§ **STATED PROBLEM**
Scan the entries below and extract each line with the word "screenshot" in it.

(Items listed in a dataset)
** Start **

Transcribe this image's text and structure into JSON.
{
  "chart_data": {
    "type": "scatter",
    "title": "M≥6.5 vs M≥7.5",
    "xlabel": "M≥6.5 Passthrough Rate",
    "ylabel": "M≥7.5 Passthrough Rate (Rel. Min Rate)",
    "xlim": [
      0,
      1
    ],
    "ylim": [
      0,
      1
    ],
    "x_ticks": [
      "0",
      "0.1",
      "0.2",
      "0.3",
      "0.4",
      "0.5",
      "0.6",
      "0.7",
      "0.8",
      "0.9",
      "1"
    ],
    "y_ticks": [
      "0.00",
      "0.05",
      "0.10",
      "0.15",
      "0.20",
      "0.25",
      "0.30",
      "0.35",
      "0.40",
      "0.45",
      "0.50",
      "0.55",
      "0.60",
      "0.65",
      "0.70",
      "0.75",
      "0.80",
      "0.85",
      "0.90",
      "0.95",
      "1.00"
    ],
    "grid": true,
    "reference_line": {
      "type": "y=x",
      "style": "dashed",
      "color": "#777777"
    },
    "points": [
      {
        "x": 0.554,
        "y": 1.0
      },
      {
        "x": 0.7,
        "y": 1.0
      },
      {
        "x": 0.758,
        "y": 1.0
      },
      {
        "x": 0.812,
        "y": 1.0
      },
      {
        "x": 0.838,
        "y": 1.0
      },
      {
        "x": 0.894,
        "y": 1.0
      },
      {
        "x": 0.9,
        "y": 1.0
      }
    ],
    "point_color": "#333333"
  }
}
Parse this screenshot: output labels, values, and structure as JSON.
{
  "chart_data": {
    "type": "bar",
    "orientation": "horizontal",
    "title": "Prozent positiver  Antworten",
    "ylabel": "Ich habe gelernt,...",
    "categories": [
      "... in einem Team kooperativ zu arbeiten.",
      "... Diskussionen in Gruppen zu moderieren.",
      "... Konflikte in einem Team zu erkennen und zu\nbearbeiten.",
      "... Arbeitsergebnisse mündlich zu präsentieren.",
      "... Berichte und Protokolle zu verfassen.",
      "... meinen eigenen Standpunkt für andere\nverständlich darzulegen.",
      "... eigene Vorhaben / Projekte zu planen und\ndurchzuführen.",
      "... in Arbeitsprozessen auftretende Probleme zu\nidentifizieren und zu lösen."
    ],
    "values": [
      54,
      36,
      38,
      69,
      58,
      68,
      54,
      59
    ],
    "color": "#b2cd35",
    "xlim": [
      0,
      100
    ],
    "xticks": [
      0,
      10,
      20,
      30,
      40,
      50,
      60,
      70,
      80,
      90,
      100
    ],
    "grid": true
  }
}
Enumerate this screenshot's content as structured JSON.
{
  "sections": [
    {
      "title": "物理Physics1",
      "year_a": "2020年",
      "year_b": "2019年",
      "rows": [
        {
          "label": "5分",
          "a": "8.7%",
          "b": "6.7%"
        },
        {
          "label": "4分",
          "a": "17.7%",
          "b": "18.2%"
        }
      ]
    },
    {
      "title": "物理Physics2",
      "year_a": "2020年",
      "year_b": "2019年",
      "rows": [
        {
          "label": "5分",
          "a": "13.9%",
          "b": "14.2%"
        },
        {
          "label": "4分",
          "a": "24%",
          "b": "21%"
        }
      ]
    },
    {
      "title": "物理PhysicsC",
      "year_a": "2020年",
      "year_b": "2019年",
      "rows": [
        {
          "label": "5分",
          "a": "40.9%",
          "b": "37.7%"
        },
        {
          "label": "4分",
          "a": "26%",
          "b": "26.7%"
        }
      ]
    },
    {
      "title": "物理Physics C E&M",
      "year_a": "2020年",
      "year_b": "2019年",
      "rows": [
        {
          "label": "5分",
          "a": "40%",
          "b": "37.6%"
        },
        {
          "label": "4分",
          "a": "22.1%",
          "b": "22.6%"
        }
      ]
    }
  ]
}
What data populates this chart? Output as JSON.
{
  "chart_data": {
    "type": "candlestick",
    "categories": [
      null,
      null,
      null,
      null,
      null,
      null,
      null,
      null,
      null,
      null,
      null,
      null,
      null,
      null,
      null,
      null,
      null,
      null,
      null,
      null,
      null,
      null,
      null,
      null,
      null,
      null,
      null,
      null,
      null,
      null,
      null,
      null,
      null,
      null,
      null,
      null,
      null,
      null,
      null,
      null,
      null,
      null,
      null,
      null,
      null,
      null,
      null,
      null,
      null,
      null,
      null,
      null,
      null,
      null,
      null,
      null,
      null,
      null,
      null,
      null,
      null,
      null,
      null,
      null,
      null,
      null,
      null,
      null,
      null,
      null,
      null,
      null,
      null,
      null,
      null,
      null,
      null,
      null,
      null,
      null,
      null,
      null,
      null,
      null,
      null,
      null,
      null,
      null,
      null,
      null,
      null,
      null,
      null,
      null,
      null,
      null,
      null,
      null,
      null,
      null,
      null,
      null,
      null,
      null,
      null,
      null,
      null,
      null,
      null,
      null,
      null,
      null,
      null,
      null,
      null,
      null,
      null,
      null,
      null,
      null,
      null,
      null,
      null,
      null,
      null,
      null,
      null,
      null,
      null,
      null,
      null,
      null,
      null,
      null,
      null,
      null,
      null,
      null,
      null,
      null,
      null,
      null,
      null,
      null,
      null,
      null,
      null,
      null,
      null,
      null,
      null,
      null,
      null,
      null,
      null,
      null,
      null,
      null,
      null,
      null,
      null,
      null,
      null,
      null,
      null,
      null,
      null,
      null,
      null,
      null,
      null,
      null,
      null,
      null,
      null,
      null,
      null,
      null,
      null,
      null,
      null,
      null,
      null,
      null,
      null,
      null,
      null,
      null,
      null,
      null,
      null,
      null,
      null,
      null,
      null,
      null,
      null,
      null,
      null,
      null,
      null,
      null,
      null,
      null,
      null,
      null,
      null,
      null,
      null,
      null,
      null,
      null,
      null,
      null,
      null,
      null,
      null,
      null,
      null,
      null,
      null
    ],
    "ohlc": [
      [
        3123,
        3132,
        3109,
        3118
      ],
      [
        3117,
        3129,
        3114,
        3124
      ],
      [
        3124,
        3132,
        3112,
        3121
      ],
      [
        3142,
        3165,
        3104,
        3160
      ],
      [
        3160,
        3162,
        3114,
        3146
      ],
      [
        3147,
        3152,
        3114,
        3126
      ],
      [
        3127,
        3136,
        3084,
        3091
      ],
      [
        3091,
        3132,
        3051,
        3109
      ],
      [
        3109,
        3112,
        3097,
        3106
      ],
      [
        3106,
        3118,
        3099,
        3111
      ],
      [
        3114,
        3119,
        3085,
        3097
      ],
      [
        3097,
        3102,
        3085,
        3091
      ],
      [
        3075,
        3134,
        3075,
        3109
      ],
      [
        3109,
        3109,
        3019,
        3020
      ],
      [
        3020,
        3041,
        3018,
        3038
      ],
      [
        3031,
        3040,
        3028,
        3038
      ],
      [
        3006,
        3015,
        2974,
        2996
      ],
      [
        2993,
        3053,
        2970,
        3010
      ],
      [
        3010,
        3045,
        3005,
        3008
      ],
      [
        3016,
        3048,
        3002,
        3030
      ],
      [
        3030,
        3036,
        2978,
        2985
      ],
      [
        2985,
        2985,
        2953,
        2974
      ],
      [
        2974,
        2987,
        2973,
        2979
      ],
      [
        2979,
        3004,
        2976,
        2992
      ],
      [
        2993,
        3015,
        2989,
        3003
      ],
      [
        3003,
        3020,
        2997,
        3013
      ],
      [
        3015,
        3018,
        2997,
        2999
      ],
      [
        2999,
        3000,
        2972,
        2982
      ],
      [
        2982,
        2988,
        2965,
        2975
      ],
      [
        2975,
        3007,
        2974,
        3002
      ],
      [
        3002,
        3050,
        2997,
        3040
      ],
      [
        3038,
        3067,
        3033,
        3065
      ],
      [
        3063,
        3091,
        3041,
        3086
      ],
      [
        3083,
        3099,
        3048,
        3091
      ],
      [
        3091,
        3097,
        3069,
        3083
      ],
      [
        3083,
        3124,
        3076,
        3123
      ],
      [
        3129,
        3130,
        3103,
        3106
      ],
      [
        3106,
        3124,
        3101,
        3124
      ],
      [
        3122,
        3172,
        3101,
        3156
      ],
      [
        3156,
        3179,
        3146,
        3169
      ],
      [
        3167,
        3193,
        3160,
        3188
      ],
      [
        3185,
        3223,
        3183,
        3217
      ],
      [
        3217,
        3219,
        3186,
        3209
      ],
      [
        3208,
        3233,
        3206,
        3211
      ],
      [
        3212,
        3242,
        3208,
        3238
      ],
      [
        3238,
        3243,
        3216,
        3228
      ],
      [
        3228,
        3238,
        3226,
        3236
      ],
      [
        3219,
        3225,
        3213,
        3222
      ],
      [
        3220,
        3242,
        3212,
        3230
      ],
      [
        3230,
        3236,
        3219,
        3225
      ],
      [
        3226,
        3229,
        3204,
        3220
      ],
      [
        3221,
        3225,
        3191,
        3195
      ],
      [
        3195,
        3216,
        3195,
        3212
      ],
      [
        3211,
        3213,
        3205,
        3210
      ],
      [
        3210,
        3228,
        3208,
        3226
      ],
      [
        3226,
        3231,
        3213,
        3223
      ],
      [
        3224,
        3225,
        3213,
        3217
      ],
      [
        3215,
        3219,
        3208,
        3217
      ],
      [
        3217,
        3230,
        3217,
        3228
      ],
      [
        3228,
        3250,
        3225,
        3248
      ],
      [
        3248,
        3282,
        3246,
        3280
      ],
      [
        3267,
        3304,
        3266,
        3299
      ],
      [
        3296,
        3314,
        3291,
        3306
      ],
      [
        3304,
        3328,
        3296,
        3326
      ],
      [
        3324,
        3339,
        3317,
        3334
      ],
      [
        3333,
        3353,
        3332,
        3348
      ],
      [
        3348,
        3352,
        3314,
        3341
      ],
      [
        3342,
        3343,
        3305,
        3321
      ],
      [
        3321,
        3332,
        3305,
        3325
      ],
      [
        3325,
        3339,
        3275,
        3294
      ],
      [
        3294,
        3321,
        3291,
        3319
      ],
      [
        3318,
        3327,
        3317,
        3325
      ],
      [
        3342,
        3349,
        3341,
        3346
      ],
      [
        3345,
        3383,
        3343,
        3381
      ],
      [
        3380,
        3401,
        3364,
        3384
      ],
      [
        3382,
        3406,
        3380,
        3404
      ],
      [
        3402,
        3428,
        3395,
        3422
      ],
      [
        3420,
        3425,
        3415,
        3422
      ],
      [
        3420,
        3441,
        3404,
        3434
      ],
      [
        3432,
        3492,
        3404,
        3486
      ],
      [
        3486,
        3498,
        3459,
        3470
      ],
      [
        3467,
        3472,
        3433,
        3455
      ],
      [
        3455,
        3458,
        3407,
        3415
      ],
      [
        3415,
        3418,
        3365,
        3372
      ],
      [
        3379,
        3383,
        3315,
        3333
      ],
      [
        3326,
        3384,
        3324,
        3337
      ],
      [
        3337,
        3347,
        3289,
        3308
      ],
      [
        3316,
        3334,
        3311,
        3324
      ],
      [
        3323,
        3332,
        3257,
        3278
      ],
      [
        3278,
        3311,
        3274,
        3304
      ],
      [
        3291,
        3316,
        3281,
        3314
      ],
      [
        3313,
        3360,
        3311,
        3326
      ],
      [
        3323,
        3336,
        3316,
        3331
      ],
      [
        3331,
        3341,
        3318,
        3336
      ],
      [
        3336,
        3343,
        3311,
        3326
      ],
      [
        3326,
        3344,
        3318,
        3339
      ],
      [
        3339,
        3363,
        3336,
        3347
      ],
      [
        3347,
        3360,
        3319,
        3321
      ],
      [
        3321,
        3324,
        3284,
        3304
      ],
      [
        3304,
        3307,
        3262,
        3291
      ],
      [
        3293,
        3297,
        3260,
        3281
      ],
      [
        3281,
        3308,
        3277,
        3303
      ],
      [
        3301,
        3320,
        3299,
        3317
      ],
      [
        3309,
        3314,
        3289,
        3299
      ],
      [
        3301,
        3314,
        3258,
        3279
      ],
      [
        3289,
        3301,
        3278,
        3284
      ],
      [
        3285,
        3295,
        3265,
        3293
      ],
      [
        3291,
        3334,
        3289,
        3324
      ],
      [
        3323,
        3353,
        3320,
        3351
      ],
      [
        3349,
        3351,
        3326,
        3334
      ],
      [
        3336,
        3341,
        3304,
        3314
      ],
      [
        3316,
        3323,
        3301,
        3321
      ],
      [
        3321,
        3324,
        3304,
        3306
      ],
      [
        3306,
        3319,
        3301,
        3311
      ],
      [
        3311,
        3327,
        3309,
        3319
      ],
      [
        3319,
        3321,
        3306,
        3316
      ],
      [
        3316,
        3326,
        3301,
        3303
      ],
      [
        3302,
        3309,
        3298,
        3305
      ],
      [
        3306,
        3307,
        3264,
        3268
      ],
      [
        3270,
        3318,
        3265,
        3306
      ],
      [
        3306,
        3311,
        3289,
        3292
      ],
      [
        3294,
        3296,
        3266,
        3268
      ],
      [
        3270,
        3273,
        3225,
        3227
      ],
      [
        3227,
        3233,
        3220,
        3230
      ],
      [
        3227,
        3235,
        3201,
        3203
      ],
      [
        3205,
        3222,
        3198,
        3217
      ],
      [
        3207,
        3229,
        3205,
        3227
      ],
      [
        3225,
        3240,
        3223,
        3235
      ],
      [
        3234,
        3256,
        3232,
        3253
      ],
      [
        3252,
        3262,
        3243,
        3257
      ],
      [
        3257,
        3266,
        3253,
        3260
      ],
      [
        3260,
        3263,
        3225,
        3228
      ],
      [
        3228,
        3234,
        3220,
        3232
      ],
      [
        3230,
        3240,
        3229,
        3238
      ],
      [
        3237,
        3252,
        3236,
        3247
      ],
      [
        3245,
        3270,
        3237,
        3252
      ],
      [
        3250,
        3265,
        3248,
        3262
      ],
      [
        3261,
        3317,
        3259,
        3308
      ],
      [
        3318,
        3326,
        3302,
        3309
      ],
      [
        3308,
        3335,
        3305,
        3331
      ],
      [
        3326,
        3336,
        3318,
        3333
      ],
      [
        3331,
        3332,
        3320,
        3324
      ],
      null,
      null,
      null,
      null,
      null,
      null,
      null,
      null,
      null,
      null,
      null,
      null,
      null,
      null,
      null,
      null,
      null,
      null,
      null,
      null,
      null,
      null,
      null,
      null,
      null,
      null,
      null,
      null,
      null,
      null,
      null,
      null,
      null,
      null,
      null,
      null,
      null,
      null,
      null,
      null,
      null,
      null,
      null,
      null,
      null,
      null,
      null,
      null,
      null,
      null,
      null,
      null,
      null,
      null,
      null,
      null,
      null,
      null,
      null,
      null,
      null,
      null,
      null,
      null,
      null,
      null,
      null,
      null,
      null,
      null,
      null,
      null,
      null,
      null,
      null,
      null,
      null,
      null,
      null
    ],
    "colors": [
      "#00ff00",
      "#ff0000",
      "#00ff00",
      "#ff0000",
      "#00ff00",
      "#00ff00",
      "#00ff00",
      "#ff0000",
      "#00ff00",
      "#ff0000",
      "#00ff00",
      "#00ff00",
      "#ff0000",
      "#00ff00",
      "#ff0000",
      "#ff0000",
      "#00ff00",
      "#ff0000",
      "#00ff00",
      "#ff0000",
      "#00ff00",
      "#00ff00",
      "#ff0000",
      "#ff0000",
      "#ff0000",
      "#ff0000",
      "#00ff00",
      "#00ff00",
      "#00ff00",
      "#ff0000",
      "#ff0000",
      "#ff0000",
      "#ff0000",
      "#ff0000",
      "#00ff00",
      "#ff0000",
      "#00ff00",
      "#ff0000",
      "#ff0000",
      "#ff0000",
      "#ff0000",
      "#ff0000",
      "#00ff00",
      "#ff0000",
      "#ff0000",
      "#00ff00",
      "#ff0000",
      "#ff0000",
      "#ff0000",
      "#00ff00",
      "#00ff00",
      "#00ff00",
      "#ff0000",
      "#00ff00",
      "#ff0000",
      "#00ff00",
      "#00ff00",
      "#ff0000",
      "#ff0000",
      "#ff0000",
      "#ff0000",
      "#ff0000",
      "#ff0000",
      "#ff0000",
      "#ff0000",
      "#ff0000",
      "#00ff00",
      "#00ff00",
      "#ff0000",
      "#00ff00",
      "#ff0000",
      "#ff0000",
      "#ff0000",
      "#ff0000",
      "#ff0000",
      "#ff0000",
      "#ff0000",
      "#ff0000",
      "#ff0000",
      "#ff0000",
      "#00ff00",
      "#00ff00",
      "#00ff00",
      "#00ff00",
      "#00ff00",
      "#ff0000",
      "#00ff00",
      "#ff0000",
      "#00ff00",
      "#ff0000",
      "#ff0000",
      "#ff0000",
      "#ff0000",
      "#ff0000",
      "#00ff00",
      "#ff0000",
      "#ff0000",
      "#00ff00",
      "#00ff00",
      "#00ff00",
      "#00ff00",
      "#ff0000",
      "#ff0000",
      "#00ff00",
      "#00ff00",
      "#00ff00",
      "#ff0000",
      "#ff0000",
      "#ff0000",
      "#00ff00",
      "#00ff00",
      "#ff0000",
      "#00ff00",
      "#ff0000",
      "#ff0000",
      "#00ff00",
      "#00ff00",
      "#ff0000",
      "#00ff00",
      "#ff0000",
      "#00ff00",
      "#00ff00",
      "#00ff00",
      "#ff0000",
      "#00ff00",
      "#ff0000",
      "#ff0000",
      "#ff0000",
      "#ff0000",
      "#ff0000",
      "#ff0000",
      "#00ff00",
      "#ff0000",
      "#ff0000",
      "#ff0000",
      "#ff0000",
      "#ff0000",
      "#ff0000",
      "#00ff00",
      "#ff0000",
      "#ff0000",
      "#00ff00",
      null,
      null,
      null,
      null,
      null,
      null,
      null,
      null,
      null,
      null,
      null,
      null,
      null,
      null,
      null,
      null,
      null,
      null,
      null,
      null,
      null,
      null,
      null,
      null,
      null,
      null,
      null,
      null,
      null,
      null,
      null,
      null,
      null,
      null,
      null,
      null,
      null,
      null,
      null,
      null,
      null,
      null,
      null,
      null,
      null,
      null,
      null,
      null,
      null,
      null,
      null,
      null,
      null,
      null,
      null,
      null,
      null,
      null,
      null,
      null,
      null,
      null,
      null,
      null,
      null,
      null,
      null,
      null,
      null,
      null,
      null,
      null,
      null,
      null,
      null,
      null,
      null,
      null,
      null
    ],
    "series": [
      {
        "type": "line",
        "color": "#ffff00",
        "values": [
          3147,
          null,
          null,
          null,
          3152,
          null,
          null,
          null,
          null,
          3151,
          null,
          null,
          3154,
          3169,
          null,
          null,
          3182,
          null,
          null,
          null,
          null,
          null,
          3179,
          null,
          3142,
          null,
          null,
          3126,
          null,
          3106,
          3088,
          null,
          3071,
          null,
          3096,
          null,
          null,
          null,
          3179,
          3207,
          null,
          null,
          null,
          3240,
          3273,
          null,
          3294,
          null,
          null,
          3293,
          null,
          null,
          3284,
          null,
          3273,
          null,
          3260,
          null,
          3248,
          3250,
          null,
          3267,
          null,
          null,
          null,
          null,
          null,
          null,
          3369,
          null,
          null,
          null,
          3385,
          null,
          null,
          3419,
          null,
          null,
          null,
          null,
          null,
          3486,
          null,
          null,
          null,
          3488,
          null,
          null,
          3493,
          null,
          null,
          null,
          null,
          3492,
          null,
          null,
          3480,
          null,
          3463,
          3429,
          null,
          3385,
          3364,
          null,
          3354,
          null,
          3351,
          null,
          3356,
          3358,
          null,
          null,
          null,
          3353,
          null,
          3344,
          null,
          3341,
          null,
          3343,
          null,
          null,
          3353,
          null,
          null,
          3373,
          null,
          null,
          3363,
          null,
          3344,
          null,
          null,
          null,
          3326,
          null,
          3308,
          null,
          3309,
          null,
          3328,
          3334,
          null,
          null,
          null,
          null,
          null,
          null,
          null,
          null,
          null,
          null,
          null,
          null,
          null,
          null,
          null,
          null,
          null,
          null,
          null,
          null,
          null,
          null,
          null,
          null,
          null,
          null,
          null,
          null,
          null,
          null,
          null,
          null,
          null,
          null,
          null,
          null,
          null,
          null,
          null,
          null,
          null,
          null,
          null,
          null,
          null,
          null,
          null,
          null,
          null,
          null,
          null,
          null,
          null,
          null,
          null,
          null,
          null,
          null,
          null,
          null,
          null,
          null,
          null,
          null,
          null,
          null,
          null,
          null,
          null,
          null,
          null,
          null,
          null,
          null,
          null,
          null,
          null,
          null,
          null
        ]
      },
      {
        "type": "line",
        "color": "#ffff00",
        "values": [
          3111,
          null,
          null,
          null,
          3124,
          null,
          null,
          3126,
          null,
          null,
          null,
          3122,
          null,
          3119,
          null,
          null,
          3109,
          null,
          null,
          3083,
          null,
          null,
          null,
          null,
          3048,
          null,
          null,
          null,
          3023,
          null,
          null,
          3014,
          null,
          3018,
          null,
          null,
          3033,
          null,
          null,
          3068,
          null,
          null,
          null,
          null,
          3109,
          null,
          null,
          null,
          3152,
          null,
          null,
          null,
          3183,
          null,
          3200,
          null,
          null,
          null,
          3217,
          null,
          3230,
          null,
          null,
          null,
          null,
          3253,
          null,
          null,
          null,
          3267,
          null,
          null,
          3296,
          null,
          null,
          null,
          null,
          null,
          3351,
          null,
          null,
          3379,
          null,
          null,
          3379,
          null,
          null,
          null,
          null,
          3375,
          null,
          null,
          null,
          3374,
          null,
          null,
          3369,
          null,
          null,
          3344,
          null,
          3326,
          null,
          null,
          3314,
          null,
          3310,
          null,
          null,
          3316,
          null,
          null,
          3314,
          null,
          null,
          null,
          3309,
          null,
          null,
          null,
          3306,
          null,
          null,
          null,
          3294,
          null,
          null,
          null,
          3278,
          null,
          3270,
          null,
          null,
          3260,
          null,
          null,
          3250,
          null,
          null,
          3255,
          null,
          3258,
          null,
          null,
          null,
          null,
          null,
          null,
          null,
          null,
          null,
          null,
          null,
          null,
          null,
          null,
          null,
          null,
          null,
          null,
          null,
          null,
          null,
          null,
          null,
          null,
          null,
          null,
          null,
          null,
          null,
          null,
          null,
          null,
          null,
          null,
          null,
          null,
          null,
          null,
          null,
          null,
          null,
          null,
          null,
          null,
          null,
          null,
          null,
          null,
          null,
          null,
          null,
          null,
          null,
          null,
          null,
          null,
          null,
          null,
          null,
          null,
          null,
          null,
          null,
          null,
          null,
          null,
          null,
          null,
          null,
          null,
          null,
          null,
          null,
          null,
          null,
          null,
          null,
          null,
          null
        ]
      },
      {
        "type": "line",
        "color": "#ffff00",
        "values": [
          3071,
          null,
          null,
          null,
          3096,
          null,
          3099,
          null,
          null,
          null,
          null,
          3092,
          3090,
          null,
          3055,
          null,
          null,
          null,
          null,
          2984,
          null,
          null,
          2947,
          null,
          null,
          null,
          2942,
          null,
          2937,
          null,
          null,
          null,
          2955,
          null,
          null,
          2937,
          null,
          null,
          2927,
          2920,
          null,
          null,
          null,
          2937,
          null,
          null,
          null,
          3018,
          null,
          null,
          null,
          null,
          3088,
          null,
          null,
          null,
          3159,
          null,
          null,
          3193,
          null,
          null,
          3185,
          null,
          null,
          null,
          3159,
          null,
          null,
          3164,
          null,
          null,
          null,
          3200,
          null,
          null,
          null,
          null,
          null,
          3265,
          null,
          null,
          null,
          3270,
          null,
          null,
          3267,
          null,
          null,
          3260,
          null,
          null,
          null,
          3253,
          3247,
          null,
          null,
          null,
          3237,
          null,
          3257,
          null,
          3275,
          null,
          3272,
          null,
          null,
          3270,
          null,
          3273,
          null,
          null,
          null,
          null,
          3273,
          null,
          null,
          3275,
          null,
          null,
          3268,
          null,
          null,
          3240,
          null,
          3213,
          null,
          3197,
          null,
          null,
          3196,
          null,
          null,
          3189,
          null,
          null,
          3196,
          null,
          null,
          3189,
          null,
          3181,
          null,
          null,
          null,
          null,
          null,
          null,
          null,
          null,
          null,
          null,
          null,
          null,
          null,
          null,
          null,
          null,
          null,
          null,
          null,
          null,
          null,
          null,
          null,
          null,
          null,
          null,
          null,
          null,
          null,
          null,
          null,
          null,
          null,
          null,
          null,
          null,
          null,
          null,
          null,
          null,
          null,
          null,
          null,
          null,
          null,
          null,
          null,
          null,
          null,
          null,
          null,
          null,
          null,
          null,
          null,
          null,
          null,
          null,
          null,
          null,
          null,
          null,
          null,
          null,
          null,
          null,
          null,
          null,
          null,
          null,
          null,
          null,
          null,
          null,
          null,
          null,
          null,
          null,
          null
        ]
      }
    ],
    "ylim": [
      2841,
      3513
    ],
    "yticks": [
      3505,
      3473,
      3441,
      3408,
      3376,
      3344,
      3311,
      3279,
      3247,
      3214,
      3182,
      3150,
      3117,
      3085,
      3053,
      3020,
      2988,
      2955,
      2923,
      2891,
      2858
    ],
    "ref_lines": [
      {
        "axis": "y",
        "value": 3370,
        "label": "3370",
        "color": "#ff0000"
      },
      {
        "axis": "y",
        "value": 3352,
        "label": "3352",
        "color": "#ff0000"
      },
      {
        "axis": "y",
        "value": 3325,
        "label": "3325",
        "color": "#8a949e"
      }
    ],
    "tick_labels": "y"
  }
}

** End **

§ **ANSWER TO THIS PROBLEM**
Parse this screenshot: output labels, values, and structure as JSON.
Enumerate this screenshot's content as structured JSON.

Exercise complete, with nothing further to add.